GIVEN DATA>
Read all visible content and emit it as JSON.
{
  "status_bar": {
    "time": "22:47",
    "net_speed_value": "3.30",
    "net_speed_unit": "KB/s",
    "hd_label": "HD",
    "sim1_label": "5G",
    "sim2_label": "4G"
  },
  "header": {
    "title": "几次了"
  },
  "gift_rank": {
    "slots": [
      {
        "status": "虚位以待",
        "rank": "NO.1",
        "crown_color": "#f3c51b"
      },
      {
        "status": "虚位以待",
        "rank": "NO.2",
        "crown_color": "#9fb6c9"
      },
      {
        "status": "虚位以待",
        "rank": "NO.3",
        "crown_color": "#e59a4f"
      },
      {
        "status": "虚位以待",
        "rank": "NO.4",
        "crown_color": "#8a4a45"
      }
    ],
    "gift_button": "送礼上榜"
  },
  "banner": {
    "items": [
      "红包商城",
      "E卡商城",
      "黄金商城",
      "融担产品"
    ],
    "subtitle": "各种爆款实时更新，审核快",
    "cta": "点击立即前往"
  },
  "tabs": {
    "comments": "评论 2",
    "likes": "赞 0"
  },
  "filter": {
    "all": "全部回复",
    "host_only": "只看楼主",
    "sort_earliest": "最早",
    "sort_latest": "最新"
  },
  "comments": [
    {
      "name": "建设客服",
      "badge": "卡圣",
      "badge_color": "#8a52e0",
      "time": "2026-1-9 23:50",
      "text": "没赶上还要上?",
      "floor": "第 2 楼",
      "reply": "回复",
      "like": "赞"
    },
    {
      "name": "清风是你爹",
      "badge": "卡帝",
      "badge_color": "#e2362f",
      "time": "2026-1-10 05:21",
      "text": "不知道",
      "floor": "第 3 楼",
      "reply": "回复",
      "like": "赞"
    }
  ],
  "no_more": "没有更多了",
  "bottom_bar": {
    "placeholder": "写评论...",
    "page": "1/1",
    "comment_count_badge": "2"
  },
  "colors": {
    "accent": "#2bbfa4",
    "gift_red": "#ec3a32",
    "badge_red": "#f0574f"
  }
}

WHAT IS BEING ASKED> Copy each record from above without leaving any out.

TASK RESPONSE>
Read all visible content and emit it as JSON.
{
  "status_bar": {
    "time": "22:47",
    "net_speed_value": "3.30",
    "net_speed_unit": "KB/s",
    "hd_label": "HD",
    "sim1_label": "5G",
    "sim2_label": "4G"
  },
  "header": {
    "title": "几次了"
  },
  "gift_rank": {
    "slots": [
      {
        "status": "虚位以待",
        "rank": "NO.1",
        "crown_color": "#f3c51b"
      },
      {
        "status": "虚位以待",
        "rank": "NO.2",
        "crown_color": "#9fb6c9"
      },
      {
        "status": "虚位以待",
        "rank": "NO.3",
        "crown_color": "#e59a4f"
      },
      {
        "status": "虚位以待",
        "rank": "NO.4",
        "crown_color": "#8a4a45"
      }
    ],
    "gift_button": "送礼上榜"
  },
  "banner": {
    "items": [
      "红包商城",
      "E卡商城",
      "黄金商城",
      "融担产品"
    ],
    "subtitle": "各种爆款实时更新，审核快",
    "cta": "点击立即前往"
  },
  "tabs": {
    "comments": "评论 2",
    "likes": "赞 0"
  },
  "filter": {
    "all": "全部回复",
    "host_only": "只看楼主",
    "sort_earliest": "最早",
    "sort_latest": "最新"
  },
  "comments": [
    {
      "name": "建设客服",
      "badge": "卡圣",
      "badge_color": "#8a52e0",
      "time": "2026-1-9 23:50",
      "text": "没赶上还要上?",
      "floor": "第 2 楼",
      "reply": "回复",
      "like": "赞"
    },
    {
      "name": "清风是你爹",
      "badge": "卡帝",
      "badge_color": "#e2362f",
      "time": "2026-1-10 05:21",
      "text": "不知道",
      "floor": "第 3 楼",
      "reply": "回复",
      "like": "赞"
    }
  ],
  "no_more": "没有更多了",
  "bottom_bar": {
    "placeholder": "写评论...",
    "page": "1/1",
    "comment_count_badge": "2"
  },
  "colors": {
    "accent": "#2bbfa4",
    "gift_red": "#ec3a32",
    "badge_red": "#f0574f"
  }
}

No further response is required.